**EXERCISE**
Identify the lines containing the word "ylabel". Copy each one.

Items listed in a dataset
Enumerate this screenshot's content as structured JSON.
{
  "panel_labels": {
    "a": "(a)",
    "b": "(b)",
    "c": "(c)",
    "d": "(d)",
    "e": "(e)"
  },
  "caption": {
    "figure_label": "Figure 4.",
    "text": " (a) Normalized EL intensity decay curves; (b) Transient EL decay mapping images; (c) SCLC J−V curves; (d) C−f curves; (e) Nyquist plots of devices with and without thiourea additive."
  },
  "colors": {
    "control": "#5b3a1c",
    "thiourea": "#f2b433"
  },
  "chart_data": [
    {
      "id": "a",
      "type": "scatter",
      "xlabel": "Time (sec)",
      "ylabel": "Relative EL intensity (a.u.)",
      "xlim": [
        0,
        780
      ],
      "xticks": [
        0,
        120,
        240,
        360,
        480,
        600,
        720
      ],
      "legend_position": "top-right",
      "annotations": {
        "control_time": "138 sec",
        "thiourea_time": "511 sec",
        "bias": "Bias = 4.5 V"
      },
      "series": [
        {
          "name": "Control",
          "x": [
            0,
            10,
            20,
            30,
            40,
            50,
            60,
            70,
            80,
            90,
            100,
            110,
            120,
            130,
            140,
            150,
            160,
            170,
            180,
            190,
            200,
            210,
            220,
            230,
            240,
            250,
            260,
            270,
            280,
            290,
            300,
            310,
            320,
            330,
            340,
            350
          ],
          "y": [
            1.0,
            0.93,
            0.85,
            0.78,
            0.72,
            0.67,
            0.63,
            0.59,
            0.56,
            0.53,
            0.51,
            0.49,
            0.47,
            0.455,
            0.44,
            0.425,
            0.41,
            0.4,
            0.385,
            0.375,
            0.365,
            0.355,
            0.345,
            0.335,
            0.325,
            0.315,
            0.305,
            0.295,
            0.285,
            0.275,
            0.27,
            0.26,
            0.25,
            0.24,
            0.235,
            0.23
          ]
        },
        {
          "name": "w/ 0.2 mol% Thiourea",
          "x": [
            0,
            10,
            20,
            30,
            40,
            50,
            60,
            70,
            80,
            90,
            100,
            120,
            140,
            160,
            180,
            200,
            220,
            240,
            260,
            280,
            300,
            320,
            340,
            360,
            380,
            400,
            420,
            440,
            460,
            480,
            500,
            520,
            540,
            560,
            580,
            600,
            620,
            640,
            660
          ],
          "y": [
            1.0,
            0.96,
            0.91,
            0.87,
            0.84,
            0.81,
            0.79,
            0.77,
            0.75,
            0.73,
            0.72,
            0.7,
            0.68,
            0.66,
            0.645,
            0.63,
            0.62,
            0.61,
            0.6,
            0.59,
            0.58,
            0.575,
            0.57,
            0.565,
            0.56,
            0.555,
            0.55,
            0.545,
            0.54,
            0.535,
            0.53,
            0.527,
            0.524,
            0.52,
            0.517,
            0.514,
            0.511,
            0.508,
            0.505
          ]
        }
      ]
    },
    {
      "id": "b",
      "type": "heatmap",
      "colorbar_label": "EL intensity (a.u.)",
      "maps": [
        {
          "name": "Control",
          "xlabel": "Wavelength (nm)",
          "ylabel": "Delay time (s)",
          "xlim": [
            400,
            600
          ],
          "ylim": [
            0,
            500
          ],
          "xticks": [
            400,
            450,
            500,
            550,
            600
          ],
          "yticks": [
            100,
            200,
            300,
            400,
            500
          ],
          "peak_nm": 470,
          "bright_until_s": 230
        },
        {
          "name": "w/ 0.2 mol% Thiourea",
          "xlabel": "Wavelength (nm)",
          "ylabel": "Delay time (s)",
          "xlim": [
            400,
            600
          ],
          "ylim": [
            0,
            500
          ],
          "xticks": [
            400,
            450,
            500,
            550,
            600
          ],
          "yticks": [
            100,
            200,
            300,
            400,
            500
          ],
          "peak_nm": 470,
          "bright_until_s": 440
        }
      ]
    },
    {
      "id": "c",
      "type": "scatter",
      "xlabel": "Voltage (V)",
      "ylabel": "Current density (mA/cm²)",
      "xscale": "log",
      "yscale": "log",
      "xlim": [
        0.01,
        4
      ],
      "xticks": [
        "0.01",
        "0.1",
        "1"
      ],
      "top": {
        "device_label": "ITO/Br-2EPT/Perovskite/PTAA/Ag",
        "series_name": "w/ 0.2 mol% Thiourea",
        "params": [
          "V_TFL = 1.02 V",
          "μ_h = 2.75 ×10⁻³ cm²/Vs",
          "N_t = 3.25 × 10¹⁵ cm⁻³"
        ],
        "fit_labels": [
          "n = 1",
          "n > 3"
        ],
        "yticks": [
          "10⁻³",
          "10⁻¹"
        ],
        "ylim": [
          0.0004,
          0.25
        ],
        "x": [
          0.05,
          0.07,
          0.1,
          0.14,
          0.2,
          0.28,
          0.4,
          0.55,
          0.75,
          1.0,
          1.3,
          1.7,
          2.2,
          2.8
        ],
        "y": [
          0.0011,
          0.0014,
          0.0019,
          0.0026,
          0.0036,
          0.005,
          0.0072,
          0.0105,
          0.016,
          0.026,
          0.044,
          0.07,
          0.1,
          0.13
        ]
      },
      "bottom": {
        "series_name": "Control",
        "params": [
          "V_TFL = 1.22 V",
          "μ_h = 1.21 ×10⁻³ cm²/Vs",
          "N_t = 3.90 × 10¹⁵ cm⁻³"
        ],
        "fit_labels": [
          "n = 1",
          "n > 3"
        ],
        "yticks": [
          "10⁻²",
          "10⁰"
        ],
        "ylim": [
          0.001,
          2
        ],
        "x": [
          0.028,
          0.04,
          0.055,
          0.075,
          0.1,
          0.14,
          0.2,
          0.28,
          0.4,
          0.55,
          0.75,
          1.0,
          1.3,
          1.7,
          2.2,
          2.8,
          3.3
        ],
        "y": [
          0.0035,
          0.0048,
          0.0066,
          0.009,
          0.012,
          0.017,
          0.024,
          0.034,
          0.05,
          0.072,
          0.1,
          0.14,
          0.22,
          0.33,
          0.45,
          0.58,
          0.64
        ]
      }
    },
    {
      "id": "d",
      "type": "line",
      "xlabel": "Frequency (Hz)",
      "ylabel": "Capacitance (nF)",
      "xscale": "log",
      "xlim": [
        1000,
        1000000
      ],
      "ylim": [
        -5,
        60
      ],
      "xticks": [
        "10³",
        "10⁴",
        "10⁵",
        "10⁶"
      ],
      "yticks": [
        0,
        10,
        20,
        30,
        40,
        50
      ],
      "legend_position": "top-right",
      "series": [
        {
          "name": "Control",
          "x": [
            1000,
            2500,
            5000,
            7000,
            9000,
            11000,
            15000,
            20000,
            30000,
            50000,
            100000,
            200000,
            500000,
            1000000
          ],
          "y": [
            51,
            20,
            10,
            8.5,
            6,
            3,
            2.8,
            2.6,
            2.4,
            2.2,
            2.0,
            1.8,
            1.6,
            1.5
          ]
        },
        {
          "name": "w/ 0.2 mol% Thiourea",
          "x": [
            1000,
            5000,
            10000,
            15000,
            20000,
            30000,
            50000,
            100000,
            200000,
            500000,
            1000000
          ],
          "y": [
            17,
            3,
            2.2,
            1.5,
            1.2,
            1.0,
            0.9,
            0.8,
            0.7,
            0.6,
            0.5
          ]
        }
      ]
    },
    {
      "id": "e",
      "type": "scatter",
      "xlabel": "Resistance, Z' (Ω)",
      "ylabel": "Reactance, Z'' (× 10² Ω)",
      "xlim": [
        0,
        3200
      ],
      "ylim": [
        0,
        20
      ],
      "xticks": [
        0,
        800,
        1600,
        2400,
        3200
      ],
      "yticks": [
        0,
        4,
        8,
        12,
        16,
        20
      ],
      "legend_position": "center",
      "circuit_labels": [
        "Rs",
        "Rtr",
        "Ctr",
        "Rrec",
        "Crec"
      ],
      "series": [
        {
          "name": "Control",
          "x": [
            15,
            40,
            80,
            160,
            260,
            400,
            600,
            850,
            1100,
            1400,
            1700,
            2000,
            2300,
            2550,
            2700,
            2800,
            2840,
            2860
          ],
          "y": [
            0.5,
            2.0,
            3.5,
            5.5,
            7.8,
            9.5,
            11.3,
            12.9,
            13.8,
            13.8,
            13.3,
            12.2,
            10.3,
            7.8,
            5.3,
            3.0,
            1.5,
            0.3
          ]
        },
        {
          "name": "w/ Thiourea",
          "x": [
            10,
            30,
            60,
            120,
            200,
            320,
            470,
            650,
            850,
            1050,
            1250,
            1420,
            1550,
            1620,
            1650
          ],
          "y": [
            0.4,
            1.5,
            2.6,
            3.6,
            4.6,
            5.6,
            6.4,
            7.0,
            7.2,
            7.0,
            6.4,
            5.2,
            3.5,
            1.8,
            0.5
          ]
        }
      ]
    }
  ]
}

**TASK RESULT**
      "ylabel": "Relative EL intensity (a.u.)",
          "ylabel": "Delay time (s)",
          "ylabel": "Delay time (s)",
      "ylabel": "Current density (mA/cm²)",
      "ylabel": "Capacitance (nF)",
      "ylabel": "Reactance, Z'' (× 10² Ω)",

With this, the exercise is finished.